## ROWS
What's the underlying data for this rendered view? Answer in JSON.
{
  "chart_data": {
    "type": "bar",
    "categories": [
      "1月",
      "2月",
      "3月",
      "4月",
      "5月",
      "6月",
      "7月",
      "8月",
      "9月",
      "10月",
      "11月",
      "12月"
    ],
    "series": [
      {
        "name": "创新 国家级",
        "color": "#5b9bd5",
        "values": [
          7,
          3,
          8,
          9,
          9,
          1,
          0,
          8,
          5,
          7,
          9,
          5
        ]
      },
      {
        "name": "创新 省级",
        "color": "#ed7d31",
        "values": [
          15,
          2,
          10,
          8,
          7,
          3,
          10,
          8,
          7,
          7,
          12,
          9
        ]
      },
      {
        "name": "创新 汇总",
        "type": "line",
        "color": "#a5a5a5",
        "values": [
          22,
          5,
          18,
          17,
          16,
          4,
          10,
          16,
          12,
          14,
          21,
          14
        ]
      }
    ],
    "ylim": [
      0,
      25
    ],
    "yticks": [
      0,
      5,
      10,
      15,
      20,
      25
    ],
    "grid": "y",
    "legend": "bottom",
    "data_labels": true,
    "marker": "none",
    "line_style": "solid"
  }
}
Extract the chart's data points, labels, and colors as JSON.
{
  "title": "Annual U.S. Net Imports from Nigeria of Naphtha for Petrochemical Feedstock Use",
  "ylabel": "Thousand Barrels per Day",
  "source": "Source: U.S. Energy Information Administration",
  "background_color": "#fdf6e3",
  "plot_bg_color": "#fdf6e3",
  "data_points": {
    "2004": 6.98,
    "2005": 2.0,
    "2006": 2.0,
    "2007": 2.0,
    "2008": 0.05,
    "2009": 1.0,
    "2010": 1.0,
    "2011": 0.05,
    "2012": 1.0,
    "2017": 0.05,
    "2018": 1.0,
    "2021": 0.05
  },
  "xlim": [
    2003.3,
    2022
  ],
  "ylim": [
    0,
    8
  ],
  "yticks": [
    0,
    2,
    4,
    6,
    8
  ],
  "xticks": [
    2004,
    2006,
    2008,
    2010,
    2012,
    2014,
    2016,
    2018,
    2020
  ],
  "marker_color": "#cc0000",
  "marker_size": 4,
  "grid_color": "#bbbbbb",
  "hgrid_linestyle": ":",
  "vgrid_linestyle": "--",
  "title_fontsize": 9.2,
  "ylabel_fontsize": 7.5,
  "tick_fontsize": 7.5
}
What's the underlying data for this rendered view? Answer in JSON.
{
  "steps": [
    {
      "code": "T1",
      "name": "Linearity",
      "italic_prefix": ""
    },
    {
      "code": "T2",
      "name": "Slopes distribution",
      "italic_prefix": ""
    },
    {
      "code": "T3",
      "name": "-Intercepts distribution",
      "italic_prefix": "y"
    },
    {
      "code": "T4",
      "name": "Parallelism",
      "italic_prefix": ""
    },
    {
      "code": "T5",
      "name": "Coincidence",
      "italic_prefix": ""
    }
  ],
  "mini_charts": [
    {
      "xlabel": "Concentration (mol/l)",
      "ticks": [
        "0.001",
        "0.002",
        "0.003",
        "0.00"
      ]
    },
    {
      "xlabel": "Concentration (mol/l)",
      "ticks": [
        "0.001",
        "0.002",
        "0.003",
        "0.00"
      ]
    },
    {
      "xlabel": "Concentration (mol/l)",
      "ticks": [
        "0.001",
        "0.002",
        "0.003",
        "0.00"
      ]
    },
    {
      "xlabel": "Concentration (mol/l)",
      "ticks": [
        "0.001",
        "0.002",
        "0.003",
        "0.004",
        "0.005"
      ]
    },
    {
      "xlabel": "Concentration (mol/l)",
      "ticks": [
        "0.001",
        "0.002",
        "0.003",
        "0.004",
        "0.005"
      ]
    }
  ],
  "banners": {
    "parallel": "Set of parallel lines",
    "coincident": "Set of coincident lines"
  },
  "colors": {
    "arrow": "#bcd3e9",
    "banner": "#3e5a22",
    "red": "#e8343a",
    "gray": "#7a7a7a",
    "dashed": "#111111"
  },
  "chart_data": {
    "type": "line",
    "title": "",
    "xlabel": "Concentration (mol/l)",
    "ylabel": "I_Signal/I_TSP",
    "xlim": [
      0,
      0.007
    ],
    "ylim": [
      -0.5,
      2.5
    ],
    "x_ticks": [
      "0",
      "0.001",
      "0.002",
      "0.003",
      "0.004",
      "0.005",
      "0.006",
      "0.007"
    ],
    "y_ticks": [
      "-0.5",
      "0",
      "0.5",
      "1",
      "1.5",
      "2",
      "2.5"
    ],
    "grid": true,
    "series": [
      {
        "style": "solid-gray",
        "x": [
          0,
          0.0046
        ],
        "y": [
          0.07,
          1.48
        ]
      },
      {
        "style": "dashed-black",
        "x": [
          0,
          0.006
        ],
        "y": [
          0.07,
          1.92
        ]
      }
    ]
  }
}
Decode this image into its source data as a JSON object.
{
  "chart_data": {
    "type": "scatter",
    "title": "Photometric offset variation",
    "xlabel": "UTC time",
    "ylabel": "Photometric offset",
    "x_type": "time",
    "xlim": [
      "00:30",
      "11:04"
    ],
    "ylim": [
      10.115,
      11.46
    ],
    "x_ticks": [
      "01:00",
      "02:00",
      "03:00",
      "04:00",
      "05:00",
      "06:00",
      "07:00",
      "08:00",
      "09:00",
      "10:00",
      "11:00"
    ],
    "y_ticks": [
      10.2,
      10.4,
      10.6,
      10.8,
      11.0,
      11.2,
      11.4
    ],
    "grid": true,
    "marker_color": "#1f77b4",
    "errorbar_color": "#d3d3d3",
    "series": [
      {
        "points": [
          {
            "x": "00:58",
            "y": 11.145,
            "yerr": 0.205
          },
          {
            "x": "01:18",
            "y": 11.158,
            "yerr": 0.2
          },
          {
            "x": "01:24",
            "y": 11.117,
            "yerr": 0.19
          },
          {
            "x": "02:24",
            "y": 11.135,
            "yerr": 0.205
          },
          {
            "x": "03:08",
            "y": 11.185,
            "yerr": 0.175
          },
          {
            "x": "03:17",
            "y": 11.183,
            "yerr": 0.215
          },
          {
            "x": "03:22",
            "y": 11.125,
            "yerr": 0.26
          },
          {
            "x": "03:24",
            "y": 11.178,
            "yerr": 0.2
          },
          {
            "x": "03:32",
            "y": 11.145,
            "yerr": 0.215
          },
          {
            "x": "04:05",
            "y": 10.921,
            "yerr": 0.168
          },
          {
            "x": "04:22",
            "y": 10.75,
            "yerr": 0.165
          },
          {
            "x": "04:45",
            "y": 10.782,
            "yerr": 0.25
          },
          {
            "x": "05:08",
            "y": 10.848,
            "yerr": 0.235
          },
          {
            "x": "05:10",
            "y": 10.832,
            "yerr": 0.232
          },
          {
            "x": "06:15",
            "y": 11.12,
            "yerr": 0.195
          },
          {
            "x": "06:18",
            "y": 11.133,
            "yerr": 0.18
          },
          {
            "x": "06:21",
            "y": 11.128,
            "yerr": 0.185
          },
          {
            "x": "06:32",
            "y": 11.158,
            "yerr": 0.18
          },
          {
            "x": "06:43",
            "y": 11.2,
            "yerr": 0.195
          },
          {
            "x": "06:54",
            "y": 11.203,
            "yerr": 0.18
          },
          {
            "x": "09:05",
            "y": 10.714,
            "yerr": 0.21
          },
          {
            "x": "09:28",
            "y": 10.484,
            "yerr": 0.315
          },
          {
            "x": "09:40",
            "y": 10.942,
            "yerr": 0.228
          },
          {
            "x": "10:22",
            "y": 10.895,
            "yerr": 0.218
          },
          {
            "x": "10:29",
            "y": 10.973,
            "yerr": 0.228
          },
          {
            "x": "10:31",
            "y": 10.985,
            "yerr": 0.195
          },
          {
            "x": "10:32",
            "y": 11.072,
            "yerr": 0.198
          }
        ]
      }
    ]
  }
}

## TASK
Your answer should be a single number: the count of lines holding the word "source".

## SOLVED PROBLEM
2